Saved entries:
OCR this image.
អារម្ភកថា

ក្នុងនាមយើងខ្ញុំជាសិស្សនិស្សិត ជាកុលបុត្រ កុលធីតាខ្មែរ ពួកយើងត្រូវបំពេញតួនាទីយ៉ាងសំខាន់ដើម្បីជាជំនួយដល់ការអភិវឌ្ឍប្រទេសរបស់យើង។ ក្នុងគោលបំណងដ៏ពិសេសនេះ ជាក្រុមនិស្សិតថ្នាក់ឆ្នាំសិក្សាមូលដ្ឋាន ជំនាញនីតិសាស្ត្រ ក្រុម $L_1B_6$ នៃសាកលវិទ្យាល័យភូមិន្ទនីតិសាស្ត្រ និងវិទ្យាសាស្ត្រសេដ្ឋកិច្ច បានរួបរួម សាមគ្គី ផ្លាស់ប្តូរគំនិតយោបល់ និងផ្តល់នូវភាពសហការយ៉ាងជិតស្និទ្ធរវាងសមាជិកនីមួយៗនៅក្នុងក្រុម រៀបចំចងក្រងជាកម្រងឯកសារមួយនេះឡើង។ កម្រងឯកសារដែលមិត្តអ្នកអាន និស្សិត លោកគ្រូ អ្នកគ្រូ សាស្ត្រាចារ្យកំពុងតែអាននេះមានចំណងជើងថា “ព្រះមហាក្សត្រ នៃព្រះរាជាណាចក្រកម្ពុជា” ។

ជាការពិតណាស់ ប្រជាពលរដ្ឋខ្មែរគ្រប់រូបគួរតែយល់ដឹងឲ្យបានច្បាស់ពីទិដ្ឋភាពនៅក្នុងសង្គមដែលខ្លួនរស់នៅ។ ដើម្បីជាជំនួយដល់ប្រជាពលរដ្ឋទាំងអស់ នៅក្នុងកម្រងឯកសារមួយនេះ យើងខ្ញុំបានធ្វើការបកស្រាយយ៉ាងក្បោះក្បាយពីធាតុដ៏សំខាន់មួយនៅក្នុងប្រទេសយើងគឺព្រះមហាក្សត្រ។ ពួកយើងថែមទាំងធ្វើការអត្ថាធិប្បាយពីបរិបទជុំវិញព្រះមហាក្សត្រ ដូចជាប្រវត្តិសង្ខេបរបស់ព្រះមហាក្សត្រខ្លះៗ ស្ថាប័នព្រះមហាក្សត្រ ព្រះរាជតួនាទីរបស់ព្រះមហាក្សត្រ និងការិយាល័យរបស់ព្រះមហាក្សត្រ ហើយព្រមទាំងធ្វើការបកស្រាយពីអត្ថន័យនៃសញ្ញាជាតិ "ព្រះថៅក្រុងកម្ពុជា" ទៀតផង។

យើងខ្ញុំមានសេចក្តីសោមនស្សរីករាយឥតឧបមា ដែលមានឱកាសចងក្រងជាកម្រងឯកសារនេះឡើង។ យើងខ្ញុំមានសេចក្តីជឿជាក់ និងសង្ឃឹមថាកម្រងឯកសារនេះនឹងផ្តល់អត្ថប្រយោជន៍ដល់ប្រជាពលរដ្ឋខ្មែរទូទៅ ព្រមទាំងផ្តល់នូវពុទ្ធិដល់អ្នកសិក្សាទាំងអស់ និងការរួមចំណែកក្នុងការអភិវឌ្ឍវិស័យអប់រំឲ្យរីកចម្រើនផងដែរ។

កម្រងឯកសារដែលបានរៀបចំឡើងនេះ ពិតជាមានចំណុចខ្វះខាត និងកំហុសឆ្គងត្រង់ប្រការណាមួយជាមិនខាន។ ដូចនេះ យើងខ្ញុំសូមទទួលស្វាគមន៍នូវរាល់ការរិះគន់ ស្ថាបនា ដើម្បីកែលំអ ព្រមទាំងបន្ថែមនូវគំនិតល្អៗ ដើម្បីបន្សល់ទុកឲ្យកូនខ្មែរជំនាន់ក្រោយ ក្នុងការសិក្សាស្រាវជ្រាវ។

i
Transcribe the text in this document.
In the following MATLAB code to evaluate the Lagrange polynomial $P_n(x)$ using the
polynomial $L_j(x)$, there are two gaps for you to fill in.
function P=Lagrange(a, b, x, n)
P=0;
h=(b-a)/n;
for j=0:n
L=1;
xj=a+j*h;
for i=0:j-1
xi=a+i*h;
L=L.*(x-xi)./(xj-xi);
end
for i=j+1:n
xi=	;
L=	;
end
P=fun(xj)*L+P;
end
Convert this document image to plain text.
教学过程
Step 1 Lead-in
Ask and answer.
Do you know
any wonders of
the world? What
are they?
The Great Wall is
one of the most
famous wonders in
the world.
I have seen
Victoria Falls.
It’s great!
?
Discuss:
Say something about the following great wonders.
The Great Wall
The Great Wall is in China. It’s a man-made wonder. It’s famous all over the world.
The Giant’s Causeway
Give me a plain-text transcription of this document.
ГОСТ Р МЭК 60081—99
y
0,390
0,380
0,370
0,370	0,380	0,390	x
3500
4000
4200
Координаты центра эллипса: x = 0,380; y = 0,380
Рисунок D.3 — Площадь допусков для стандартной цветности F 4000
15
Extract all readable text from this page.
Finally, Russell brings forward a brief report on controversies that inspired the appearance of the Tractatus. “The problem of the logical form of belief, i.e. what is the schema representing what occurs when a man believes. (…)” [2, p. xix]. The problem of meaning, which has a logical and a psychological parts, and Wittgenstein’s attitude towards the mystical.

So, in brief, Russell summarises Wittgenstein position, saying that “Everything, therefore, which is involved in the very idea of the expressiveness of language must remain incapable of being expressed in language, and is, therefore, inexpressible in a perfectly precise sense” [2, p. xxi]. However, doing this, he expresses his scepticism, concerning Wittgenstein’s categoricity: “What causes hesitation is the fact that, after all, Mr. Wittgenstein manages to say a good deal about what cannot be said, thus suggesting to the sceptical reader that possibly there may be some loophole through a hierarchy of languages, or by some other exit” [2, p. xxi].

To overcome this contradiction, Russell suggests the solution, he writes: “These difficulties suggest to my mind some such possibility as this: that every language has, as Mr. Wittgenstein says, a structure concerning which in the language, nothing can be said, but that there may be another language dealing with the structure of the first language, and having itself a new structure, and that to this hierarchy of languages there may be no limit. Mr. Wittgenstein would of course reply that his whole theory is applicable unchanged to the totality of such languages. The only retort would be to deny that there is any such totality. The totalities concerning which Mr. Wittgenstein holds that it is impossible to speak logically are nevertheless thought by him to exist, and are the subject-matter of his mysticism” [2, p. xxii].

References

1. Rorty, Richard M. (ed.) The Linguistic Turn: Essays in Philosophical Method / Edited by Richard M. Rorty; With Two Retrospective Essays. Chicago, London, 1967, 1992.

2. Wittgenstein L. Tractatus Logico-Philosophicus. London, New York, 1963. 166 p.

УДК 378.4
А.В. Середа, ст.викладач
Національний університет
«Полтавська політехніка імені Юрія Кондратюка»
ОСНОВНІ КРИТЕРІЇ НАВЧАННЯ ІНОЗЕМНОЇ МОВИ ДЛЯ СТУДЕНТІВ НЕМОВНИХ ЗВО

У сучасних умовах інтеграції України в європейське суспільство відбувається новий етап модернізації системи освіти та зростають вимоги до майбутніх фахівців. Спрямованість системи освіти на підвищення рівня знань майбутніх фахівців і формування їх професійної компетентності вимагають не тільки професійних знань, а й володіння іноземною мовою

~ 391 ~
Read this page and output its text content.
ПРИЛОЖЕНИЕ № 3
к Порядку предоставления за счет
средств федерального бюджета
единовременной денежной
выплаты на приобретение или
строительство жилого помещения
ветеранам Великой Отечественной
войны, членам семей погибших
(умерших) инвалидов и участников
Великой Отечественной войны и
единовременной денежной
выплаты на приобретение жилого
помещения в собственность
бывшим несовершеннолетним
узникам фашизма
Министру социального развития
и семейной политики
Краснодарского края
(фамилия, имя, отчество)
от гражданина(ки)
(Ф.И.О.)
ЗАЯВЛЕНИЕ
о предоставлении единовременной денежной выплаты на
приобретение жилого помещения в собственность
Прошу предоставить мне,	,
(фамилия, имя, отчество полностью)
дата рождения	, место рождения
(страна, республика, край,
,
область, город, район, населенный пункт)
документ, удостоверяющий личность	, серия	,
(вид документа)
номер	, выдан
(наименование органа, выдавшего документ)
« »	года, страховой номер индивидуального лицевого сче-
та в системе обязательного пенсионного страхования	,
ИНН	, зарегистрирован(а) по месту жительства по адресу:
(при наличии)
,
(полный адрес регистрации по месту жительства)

Instructions for the task: Search the entries for "polynomial" and copy out each line that has it.

Result for this exercise:
In the following MATLAB code to evaluate the Lagrange polynomial $P_n(x)$ using the
polynomial $L_j(x)$, there are two gaps for you to fill in.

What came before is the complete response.